**WHAT IS NEEDED**. Transcribe the full listing exactly, and drop every picture.

**SOURCE RECORDS**.

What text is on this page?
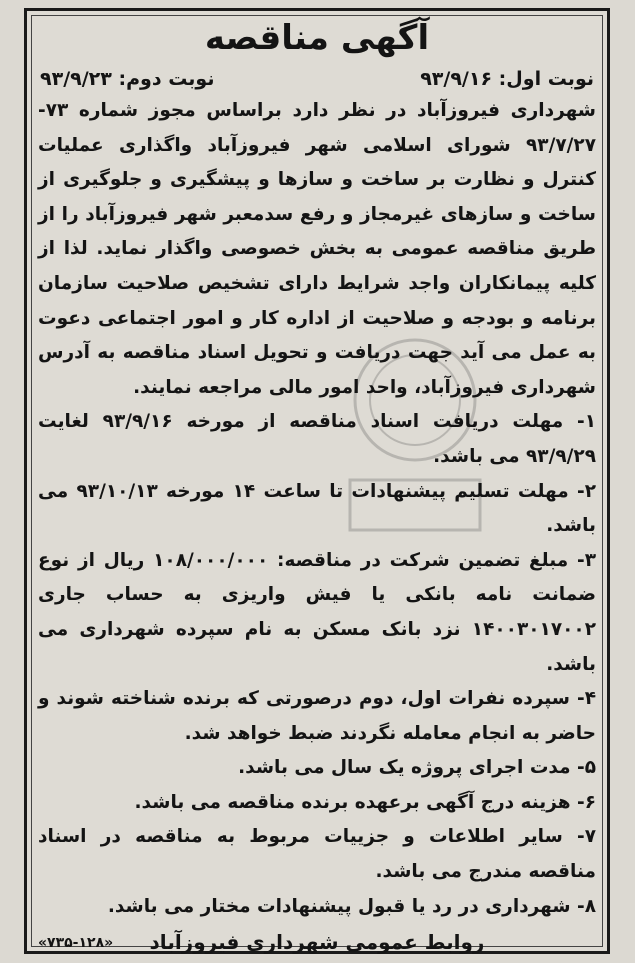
آگهی مناقصه
نوبت اول: ۹۳/۹/۱۶
نوبت دوم: ۹۳/۹/۲۳

شهرداری فیروزآباد در نظر دارد براساس مجوز شماره ۷۳- ۹۳/۷/۲۷ شورای اسلامی شهر فیروزآباد واگذاری عملیات کنترل و نظارت بر ساخت و سازها و پیشگیری و جلوگیری از ساخت و سازهای غیرمجاز و رفع سدمعبر شهر فیروزآباد را از طریق مناقصه عمومی به بخش خصوصی واگذار نماید. لذا از کلیه پیمانکاران واجد شرایط دارای تشخیص صلاحیت سازمان برنامه و بودجه و صلاحیت از اداره کار و امور اجتماعی دعوت به عمل می آید جهت دریافت و تحویل اسناد مناقصه به آدرس شهرداری فیروزآباد، واحد امور مالی مراجعه نمایند.

۱- مهلت دریافت اسناد مناقصه از مورخه ۹۳/۹/۱۶ لغایت ۹۳/۹/۲۹ می باشد.

۲- مهلت تسلیم پیشنهادات تا ساعت ۱۴ مورخه ۹۳/۱۰/۱۳ می باشد.

۳- مبلغ تضمین شرکت در مناقصه: ۱۰۸/۰۰۰/۰۰۰ ریال از نوع ضمانت نامه بانکی یا فیش واریزی به حساب جاری ۱۴۰۰۳۰۱۷۰۰۲ نزد بانک مسکن به نام سپرده شهرداری می باشد.

۴- سپرده نفرات اول، دوم درصورتی که برنده شناخته شوند و حاضر به انجام معامله نگردند ضبط خواهد شد.

۵- مدت اجرای پروژه یک سال می باشد.

۶- هزینه درج آگهی برعهده برنده مناقصه می باشد.

۷- سایر اطلاعات و جزییات مربوط به مناقصه در اسناد مناقصه مندرج می باشد.

۸- شهرداری در رد یا قبول پیشنهادات مختار می باشد.

روابط عمومی شهرداری فیروزآباد
«۷۳۵-۱۲۸»
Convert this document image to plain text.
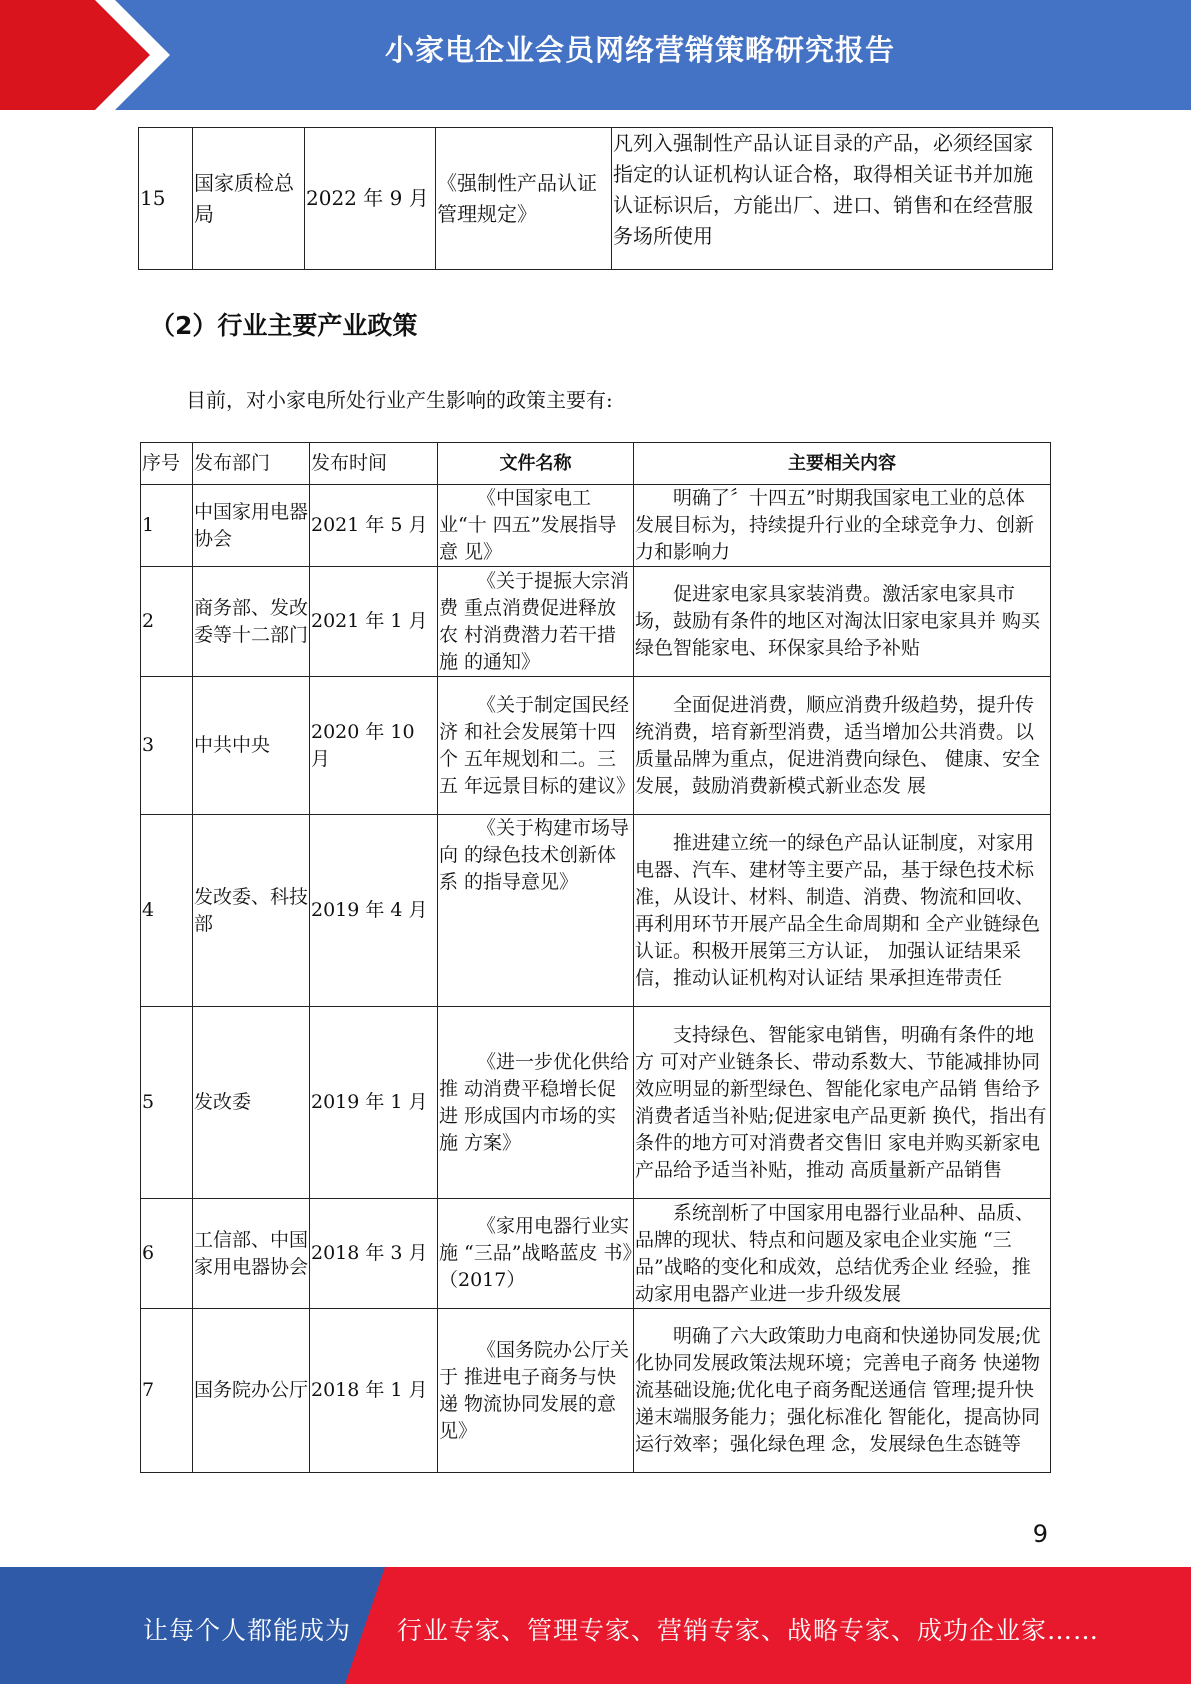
小家电企业会员网络营销策略研究报告
15	国家质检总局	2022 年 9 月	《强制性产品认证管理规定》	凡列入强制性产品认证目录的产品，必须经国家指定的认证机构认证合格，取得相关证书并加施认证标识后，方能出厂、进口、销售和在经营服务场所使用
（2）行业主要产业政策
目前，对小家电所处行业产生影响的政策主要有:
序号	发布部门	发布时间	文件名称	主要相关内容
1	中国家用电器协会	2021 年 5 月	《中国家电工业“十 四五”发展指导意 见》	明确了〞十四五”时期我国家电工业的总体 发展目标为，持续提升行业的全球竞争力、创新力和影响力
2	商务部、发改委等十二部门	2021 年 1 月	《关于提振大宗消费 重点消费促进释放农 村消费潜力若干措施 的通知》	促进家电家具家装消费。激活家电家具市场，鼓励有条件的地区对淘汰旧家电家具并 购买绿色智能家电、环保家具给予补贴
3	中共中央	2020 年 10 月	《关于制定国民经济 和社会发展第十四个 五年规划和二。三五 年远景目标的建议》	全面促进消费，顺应消费升级趋势，提升传 统消费，培育新型消费，适当增加公共消费。以质量品牌为重点，促进消费向绿色、 健康、安全发展，鼓励消费新模式新业态发 展
4	发改委、科技部	2019 年 4 月	《关于构建市场导向 的绿色技术创新体系 的指导意见》	推进建立统一的绿色产品认证制度，对家用 电器、汽车、建材等主要产品，基于绿色技术标准，从设计、材料、制造、消费、物流和回收、再利用环节开展产品全生命周期和 全产业链绿色认证。积极开展第三方认证， 加强认证结果采信，推动认证机构对认证结 果承担连带责任
5	发改委	2019 年 1 月	《进一步优化供给推 动消费平稳增长促进 形成国内市场的实施 方案》	支持绿色、智能家电销售，明确有条件的地方 可对产业链条长、带动系数大、节能减排协同效应明显的新型绿色、智能化家电产品销 售给予消费者适当补贴;促进家电产品更新 换代，指出有条件的地方可对消费者交售旧 家电并购买新家电产品给予适当补贴，推动 高质量新产品销售
6	工信部、中国家用电器协会	2018 年 3 月	《家用电器行业实施 “三品”战略蓝皮 书》（2017）	系统剖析了中国家用电器行业品种、品质、品牌的现状、特点和问题及家电企业实施 “三品”战略的变化和成效，总结优秀企业 经验，推动家用电器产业进一步升级发展
7	国务院办公厅	2018 年 1 月	《国务院办公厅关于 推进电子商务与快递 物流协同发展的意 见》	明确了六大政策助力电商和快递协同发展;优化协同发展政策法规环境；完善电子商务 快递物流基础设施;优化电子商务配送通信 管理;提升快递末端服务能力；强化标准化 智能化，提高协同运行效率；强化绿色理 念，发展绿色生态链等
9
让每个人都能成为 行业专家、管理专家、营销专家、战略专家、成功企业家……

**ANSWER FOR THE TASK**.
What text is on this page?
آگهی مناقصه
نوبت اول: ۹۳/۹/۱۶
نوبت دوم: ۹۳/۹/۲۳

شهرداری فیروزآباد در نظر دارد براساس مجوز شماره ۷۳- ۹۳/۷/۲۷ شورای اسلامی شهر فیروزآباد واگذاری عملیات کنترل و نظارت بر ساخت و سازها و پیشگیری و جلوگیری از ساخت و سازهای غیرمجاز و رفع سدمعبر شهر فیروزآباد را از طریق مناقصه عمومی به بخش خصوصی واگذار نماید. لذا از کلیه پیمانکاران واجد شرایط دارای تشخیص صلاحیت سازمان برنامه و بودجه و صلاحیت از اداره کار و امور اجتماعی دعوت به عمل می آید جهت دریافت و تحویل اسناد مناقصه به آدرس شهرداری فیروزآباد، واحد امور مالی مراجعه نمایند.

۱- مهلت دریافت اسناد مناقصه از مورخه ۹۳/۹/۱۶ لغایت ۹۳/۹/۲۹ می باشد.

۲- مهلت تسلیم پیشنهادات تا ساعت ۱۴ مورخه ۹۳/۱۰/۱۳ می باشد.

۳- مبلغ تضمین شرکت در مناقصه: ۱۰۸/۰۰۰/۰۰۰ ریال از نوع ضمانت نامه بانکی یا فیش واریزی به حساب جاری ۱۴۰۰۳۰۱۷۰۰۲ نزد بانک مسکن به نام سپرده شهرداری می باشد.

۴- سپرده نفرات اول، دوم درصورتی که برنده شناخته شوند و حاضر به انجام معامله نگردند ضبط خواهد شد.

۵- مدت اجرای پروژه یک سال می باشد.

۶- هزینه درج آگهی برعهده برنده مناقصه می باشد.

۷- سایر اطلاعات و جزییات مربوط به مناقصه در اسناد مناقصه مندرج می باشد.

۸- شهرداری در رد یا قبول پیشنهادات مختار می باشد.

روابط عمومی شهرداری فیروزآباد
«۷۳۵-۱۲۸»
Convert this document image to plain text.
小家电企业会员网络营销策略研究报告
15	国家质检总局	2022 年 9 月	《强制性产品认证管理规定》	凡列入强制性产品认证目录的产品，必须经国家指定的认证机构认证合格，取得相关证书并加施认证标识后，方能出厂、进口、销售和在经营服务场所使用
（2）行业主要产业政策
目前，对小家电所处行业产生影响的政策主要有:
序号	发布部门	发布时间	文件名称	主要相关内容
1	中国家用电器协会	2021 年 5 月	《中国家电工业“十 四五”发展指导意 见》	明确了〞十四五”时期我国家电工业的总体 发展目标为，持续提升行业的全球竞争力、创新力和影响力
2	商务部、发改委等十二部门	2021 年 1 月	《关于提振大宗消费 重点消费促进释放农 村消费潜力若干措施 的通知》	促进家电家具家装消费。激活家电家具市场，鼓励有条件的地区对淘汰旧家电家具并 购买绿色智能家电、环保家具给予补贴
3	中共中央	2020 年 10 月	《关于制定国民经济 和社会发展第十四个 五年规划和二。三五 年远景目标的建议》	全面促进消费，顺应消费升级趋势，提升传 统消费，培育新型消费，适当增加公共消费。以质量品牌为重点，促进消费向绿色、 健康、安全发展，鼓励消费新模式新业态发 展
4	发改委、科技部	2019 年 4 月	《关于构建市场导向 的绿色技术创新体系 的指导意见》	推进建立统一的绿色产品认证制度，对家用 电器、汽车、建材等主要产品，基于绿色技术标准，从设计、材料、制造、消费、物流和回收、再利用环节开展产品全生命周期和 全产业链绿色认证。积极开展第三方认证， 加强认证结果采信，推动认证机构对认证结 果承担连带责任
5	发改委	2019 年 1 月	《进一步优化供给推 动消费平稳增长促进 形成国内市场的实施 方案》	支持绿色、智能家电销售，明确有条件的地方 可对产业链条长、带动系数大、节能减排协同效应明显的新型绿色、智能化家电产品销 售给予消费者适当补贴;促进家电产品更新 换代，指出有条件的地方可对消费者交售旧 家电并购买新家电产品给予适当补贴，推动 高质量新产品销售
6	工信部、中国家用电器协会	2018 年 3 月	《家用电器行业实施 “三品”战略蓝皮 书》（2017）	系统剖析了中国家用电器行业品种、品质、品牌的现状、特点和问题及家电企业实施 “三品”战略的变化和成效，总结优秀企业 经验，推动家用电器产业进一步升级发展
7	国务院办公厅	2018 年 1 月	《国务院办公厅关于 推进电子商务与快递 物流协同发展的意 见》	明确了六大政策助力电商和快递协同发展;优化协同发展政策法规环境；完善电子商务 快递物流基础设施;优化电子商务配送通信 管理;提升快递末端服务能力；强化标准化 智能化，提高协同运行效率；强化绿色理 念，发展绿色生态链等
9
让每个人都能成为 行业专家、管理专家、营销专家、战略专家、成功企业家……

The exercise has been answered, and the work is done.